> [What you are asked to do]:
Show every line below where "issues" can be found.

> [Task data]:
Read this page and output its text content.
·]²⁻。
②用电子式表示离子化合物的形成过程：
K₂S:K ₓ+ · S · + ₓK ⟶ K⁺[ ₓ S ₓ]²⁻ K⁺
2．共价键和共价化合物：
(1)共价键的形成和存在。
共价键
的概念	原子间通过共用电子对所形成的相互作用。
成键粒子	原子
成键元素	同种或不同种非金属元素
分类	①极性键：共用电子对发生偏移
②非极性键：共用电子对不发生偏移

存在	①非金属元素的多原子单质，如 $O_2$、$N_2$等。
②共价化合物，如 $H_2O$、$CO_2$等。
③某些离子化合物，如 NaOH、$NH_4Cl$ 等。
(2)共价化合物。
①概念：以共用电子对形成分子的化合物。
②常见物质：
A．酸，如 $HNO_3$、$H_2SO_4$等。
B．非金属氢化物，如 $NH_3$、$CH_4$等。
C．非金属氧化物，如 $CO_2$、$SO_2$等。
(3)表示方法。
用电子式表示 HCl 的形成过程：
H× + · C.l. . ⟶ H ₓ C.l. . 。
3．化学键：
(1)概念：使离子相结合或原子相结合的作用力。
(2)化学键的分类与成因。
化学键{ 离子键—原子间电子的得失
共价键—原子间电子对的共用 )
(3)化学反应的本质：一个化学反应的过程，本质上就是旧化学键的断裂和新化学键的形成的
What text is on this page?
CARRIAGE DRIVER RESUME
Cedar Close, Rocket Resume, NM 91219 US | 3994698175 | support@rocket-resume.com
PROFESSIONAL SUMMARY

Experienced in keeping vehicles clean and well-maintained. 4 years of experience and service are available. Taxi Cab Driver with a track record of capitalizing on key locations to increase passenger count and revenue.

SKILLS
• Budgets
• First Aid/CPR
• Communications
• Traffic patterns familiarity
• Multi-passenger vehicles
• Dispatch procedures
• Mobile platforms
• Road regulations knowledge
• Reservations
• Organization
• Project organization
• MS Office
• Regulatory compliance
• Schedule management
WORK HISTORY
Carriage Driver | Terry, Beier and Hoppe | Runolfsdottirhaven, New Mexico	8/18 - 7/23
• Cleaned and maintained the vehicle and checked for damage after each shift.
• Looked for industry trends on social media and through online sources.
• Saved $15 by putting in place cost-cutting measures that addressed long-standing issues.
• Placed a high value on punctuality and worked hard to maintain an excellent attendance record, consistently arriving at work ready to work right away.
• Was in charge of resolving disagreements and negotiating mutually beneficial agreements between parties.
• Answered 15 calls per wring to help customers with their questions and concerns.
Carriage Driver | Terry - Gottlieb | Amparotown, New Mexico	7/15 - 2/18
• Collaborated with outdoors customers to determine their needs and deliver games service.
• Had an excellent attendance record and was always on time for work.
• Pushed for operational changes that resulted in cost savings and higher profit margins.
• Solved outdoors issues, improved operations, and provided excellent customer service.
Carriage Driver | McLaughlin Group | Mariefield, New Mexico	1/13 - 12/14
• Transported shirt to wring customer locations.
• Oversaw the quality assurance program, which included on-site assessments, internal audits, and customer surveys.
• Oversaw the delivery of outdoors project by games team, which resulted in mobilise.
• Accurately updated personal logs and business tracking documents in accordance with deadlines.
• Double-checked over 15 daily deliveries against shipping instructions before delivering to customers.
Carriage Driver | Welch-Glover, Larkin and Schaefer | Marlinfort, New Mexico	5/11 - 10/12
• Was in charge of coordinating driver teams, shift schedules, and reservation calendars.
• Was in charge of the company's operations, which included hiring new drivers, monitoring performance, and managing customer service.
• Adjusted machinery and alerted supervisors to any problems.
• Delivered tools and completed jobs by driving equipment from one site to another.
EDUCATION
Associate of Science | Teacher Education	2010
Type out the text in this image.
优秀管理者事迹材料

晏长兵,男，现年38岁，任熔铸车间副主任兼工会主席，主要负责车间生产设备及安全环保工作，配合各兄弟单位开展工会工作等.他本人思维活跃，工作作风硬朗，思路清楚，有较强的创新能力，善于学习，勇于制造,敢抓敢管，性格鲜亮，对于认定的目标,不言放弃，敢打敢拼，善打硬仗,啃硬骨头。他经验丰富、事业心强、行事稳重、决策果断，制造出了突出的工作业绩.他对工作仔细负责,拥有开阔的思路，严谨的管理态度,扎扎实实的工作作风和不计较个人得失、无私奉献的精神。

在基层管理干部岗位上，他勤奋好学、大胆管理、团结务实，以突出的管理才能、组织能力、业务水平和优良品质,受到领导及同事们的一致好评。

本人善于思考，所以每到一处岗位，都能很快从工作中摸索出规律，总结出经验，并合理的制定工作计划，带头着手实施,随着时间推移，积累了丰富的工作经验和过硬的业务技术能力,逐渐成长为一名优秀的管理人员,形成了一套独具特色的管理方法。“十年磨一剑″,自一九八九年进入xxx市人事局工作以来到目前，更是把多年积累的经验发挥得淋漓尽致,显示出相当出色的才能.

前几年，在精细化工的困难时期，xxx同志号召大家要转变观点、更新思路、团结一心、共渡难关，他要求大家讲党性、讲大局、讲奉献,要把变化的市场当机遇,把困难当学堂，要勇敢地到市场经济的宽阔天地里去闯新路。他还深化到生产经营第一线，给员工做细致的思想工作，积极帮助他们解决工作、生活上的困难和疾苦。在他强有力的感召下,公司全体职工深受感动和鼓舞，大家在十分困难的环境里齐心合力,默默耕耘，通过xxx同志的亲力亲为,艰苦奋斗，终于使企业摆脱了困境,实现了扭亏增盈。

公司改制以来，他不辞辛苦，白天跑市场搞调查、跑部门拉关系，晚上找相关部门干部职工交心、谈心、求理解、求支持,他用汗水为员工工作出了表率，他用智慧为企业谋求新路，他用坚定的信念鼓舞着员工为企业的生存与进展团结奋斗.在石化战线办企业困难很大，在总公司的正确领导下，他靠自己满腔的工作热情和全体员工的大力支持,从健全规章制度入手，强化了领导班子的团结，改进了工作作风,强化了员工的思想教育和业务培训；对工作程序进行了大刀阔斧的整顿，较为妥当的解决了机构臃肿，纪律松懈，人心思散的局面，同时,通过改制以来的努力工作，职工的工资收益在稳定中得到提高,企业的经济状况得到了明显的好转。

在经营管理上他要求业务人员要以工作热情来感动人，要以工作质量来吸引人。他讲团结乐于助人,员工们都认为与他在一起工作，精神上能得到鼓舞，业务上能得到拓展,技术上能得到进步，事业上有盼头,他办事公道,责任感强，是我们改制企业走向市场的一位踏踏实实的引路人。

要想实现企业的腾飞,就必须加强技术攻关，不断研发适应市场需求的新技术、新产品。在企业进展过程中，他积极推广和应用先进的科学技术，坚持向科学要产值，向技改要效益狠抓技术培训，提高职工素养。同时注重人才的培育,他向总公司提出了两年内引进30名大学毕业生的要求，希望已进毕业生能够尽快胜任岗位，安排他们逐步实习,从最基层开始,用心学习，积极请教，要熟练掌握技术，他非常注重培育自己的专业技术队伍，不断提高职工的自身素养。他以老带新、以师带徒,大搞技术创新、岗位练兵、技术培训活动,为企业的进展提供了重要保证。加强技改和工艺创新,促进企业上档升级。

> [Task response]:
• Saved $15 by putting in place cost-cutting measures that addressed long-standing issues.
• Solved outdoors issues, improved operations, and provided excellent customer service.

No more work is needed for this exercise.